Copy out all of the data below with no alterations.

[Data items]
════════
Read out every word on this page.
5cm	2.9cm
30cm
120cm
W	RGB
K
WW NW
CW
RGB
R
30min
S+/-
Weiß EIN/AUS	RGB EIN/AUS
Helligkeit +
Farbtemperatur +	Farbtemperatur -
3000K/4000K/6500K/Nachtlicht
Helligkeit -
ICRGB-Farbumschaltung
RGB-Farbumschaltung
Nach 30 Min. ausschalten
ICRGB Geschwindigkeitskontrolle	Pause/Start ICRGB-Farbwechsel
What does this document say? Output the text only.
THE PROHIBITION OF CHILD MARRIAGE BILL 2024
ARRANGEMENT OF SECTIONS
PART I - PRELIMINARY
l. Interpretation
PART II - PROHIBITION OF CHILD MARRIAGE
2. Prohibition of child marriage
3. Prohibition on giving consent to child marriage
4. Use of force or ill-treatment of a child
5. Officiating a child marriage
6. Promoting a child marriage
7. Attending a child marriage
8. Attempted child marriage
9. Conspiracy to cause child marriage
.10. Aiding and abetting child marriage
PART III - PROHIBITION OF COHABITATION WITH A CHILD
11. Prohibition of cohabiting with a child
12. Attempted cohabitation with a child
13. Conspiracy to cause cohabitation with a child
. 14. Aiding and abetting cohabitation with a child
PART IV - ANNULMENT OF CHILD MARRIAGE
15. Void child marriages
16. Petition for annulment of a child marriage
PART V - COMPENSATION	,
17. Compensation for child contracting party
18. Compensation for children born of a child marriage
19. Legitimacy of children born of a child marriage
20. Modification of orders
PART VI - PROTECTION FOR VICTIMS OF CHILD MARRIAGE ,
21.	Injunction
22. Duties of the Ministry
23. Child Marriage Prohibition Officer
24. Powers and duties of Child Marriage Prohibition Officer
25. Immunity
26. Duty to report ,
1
════════
Complete output:
Read out every word on this page.
5cm	2.9cm
30cm
120cm
W	RGB
K
WW NW
CW
RGB
R
30min
S+/-
Weiß EIN/AUS	RGB EIN/AUS
Helligkeit +
Farbtemperatur +	Farbtemperatur -
3000K/4000K/6500K/Nachtlicht
Helligkeit -
ICRGB-Farbumschaltung
RGB-Farbumschaltung
Nach 30 Min. ausschalten
ICRGB Geschwindigkeitskontrolle	Pause/Start ICRGB-Farbwechsel
What does this document say? Output the text only.
THE PROHIBITION OF CHILD MARRIAGE BILL 2024
ARRANGEMENT OF SECTIONS
PART I - PRELIMINARY
l. Interpretation
PART II - PROHIBITION OF CHILD MARRIAGE
2. Prohibition of child marriage
3. Prohibition on giving consent to child marriage
4. Use of force or ill-treatment of a child
5. Officiating a child marriage
6. Promoting a child marriage
7. Attending a child marriage
8. Attempted child marriage
9. Conspiracy to cause child marriage
.10. Aiding and abetting child marriage
PART III - PROHIBITION OF COHABITATION WITH A CHILD
11. Prohibition of cohabiting with a child
12. Attempted cohabitation with a child
13. Conspiracy to cause cohabitation with a child
. 14. Aiding and abetting cohabitation with a child
PART IV - ANNULMENT OF CHILD MARRIAGE
15. Void child marriages
16. Petition for annulment of a child marriage
PART V - COMPENSATION	,
17. Compensation for child contracting party
18. Compensation for children born of a child marriage
19. Legitimacy of children born of a child marriage
20. Modification of orders
PART VI - PROTECTION FOR VICTIMS OF CHILD MARRIAGE ,
21.	Injunction
22. Duties of the Ministry
23. Child Marriage Prohibition Officer
24. Powers and duties of Child Marriage Prohibition Officer
25. Immunity
26. Duty to report ,
1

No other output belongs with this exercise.